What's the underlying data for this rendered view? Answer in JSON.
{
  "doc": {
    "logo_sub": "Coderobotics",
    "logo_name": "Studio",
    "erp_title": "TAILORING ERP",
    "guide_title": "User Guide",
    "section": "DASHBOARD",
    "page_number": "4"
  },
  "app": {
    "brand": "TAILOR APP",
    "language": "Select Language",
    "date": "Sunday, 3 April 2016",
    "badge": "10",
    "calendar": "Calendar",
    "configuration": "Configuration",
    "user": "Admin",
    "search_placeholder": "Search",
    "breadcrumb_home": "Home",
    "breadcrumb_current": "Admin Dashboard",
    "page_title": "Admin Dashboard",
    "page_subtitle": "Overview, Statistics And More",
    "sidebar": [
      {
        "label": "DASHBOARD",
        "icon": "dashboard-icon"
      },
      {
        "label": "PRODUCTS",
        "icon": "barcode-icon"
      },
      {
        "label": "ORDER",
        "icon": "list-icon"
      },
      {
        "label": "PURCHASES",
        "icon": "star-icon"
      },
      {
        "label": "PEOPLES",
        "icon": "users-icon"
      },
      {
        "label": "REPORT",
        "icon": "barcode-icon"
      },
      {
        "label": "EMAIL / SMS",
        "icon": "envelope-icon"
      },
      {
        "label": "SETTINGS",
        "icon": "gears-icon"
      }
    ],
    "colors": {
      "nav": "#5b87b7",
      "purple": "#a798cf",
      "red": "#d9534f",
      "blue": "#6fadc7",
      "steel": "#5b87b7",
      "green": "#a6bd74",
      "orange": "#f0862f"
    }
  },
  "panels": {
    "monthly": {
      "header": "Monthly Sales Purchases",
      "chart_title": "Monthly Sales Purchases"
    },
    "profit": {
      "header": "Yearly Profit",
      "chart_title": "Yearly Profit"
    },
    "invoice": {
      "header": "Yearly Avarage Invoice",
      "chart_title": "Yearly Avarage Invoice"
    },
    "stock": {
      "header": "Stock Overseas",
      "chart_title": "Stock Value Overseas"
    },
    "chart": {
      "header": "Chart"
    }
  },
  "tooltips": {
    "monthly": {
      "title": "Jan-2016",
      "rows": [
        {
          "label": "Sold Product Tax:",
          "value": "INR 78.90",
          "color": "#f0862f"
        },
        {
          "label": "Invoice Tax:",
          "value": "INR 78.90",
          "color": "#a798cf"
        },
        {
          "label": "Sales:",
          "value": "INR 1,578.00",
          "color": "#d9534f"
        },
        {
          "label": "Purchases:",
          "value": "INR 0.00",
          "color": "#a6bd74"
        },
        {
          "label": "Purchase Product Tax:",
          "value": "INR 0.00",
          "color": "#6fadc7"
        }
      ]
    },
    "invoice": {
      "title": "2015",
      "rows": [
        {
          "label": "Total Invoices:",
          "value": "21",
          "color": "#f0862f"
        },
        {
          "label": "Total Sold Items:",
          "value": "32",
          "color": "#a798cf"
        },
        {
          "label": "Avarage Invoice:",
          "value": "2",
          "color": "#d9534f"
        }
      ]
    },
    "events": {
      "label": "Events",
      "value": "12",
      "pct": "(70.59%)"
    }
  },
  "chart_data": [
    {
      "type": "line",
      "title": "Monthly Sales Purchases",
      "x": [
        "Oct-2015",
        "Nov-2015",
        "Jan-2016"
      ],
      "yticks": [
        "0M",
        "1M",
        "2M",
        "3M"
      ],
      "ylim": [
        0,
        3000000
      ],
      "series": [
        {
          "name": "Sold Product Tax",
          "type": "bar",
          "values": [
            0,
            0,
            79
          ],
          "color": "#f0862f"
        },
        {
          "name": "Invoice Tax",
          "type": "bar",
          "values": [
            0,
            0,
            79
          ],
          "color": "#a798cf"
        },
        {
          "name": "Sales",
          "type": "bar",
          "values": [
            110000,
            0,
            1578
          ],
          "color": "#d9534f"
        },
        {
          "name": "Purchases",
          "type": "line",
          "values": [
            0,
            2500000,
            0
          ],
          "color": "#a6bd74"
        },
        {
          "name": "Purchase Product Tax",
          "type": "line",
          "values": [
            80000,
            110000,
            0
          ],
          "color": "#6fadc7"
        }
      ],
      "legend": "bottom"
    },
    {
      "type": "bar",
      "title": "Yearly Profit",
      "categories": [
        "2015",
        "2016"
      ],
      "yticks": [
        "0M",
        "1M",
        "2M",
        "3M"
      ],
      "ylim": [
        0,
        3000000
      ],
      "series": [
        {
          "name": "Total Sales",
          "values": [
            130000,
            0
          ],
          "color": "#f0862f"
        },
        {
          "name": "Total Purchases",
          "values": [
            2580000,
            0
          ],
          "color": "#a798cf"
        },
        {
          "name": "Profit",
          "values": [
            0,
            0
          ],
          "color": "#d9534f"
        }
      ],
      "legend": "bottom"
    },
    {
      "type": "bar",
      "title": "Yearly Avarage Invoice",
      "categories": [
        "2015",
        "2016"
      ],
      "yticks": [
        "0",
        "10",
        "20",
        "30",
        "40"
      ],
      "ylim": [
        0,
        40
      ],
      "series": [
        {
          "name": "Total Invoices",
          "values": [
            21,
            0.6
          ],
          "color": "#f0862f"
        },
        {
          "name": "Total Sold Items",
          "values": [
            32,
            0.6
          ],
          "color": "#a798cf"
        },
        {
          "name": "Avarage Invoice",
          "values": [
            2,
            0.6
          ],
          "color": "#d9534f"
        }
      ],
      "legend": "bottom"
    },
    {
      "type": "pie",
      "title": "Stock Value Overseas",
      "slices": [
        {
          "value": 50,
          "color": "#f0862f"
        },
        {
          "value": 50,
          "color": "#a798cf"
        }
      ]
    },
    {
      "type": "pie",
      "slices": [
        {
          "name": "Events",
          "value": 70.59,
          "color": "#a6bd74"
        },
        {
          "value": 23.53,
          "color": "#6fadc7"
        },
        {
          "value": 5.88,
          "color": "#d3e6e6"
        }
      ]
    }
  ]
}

· · · · · · ·

All of the lines above must be returned exactly.

What's the underlying data for this rendered view? Answer in JSON.
{
  "doc": {
    "logo_sub": "Coderobotics",
    "logo_name": "Studio",
    "erp_title": "TAILORING ERP",
    "guide_title": "User Guide",
    "section": "DASHBOARD",
    "page_number": "4"
  },
  "app": {
    "brand": "TAILOR APP",
    "language": "Select Language",
    "date": "Sunday, 3 April 2016",
    "badge": "10",
    "calendar": "Calendar",
    "configuration": "Configuration",
    "user": "Admin",
    "search_placeholder": "Search",
    "breadcrumb_home": "Home",
    "breadcrumb_current": "Admin Dashboard",
    "page_title": "Admin Dashboard",
    "page_subtitle": "Overview, Statistics And More",
    "sidebar": [
      {
        "label": "DASHBOARD",
        "icon": "dashboard-icon"
      },
      {
        "label": "PRODUCTS",
        "icon": "barcode-icon"
      },
      {
        "label": "ORDER",
        "icon": "list-icon"
      },
      {
        "label": "PURCHASES",
        "icon": "star-icon"
      },
      {
        "label": "PEOPLES",
        "icon": "users-icon"
      },
      {
        "label": "REPORT",
        "icon": "barcode-icon"
      },
      {
        "label": "EMAIL / SMS",
        "icon": "envelope-icon"
      },
      {
        "label": "SETTINGS",
        "icon": "gears-icon"
      }
    ],
    "colors": {
      "nav": "#5b87b7",
      "purple": "#a798cf",
      "red": "#d9534f",
      "blue": "#6fadc7",
      "steel": "#5b87b7",
      "green": "#a6bd74",
      "orange": "#f0862f"
    }
  },
  "panels": {
    "monthly": {
      "header": "Monthly Sales Purchases",
      "chart_title": "Monthly Sales Purchases"
    },
    "profit": {
      "header": "Yearly Profit",
      "chart_title": "Yearly Profit"
    },
    "invoice": {
      "header": "Yearly Avarage Invoice",
      "chart_title": "Yearly Avarage Invoice"
    },
    "stock": {
      "header": "Stock Overseas",
      "chart_title": "Stock Value Overseas"
    },
    "chart": {
      "header": "Chart"
    }
  },
  "tooltips": {
    "monthly": {
      "title": "Jan-2016",
      "rows": [
        {
          "label": "Sold Product Tax:",
          "value": "INR 78.90",
          "color": "#f0862f"
        },
        {
          "label": "Invoice Tax:",
          "value": "INR 78.90",
          "color": "#a798cf"
        },
        {
          "label": "Sales:",
          "value": "INR 1,578.00",
          "color": "#d9534f"
        },
        {
          "label": "Purchases:",
          "value": "INR 0.00",
          "color": "#a6bd74"
        },
        {
          "label": "Purchase Product Tax:",
          "value": "INR 0.00",
          "color": "#6fadc7"
        }
      ]
    },
    "invoice": {
      "title": "2015",
      "rows": [
        {
          "label": "Total Invoices:",
          "value": "21",
          "color": "#f0862f"
        },
        {
          "label": "Total Sold Items:",
          "value": "32",
          "color": "#a798cf"
        },
        {
          "label": "Avarage Invoice:",
          "value": "2",
          "color": "#d9534f"
        }
      ]
    },
    "events": {
      "label": "Events",
      "value": "12",
      "pct": "(70.59%)"
    }
  },
  "chart_data": [
    {
      "type": "line",
      "title": "Monthly Sales Purchases",
      "x": [
        "Oct-2015",
        "Nov-2015",
        "Jan-2016"
      ],
      "yticks": [
        "0M",
        "1M",
        "2M",
        "3M"
      ],
      "ylim": [
        0,
        3000000
      ],
      "series": [
        {
          "name": "Sold Product Tax",
          "type": "bar",
          "values": [
            0,
            0,
            79
          ],
          "color": "#f0862f"
        },
        {
          "name": "Invoice Tax",
          "type": "bar",
          "values": [
            0,
            0,
            79
          ],
          "color": "#a798cf"
        },
        {
          "name": "Sales",
          "type": "bar",
          "values": [
            110000,
            0,
            1578
          ],
          "color": "#d9534f"
        },
        {
          "name": "Purchases",
          "type": "line",
          "values": [
            0,
            2500000,
            0
          ],
          "color": "#a6bd74"
        },
        {
          "name": "Purchase Product Tax",
          "type": "line",
          "values": [
            80000,
            110000,
            0
          ],
          "color": "#6fadc7"
        }
      ],
      "legend": "bottom"
    },
    {
      "type": "bar",
      "title": "Yearly Profit",
      "categories": [
        "2015",
        "2016"
      ],
      "yticks": [
        "0M",
        "1M",
        "2M",
        "3M"
      ],
      "ylim": [
        0,
        3000000
      ],
      "series": [
        {
          "name": "Total Sales",
          "values": [
            130000,
            0
          ],
          "color": "#f0862f"
        },
        {
          "name": "Total Purchases",
          "values": [
            2580000,
            0
          ],
          "color": "#a798cf"
        },
        {
          "name": "Profit",
          "values": [
            0,
            0
          ],
          "color": "#d9534f"
        }
      ],
      "legend": "bottom"
    },
    {
      "type": "bar",
      "title": "Yearly Avarage Invoice",
      "categories": [
        "2015",
        "2016"
      ],
      "yticks": [
        "0",
        "10",
        "20",
        "30",
        "40"
      ],
      "ylim": [
        0,
        40
      ],
      "series": [
        {
          "name": "Total Invoices",
          "values": [
            21,
            0.6
          ],
          "color": "#f0862f"
        },
        {
          "name": "Total Sold Items",
          "values": [
            32,
            0.6
          ],
          "color": "#a798cf"
        },
        {
          "name": "Avarage Invoice",
          "values": [
            2,
            0.6
          ],
          "color": "#d9534f"
        }
      ],
      "legend": "bottom"
    },
    {
      "type": "pie",
      "title": "Stock Value Overseas",
      "slices": [
        {
          "value": 50,
          "color": "#f0862f"
        },
        {
          "value": 50,
          "color": "#a798cf"
        }
      ]
    },
    {
      "type": "pie",
      "slices": [
        {
          "name": "Events",
          "value": 70.59,
          "color": "#a6bd74"
        },
        {
          "value": 23.53,
          "color": "#6fadc7"
        },
        {
          "value": 5.88,
          "color": "#d3e6e6"
        }
      ]
    }
  ]
}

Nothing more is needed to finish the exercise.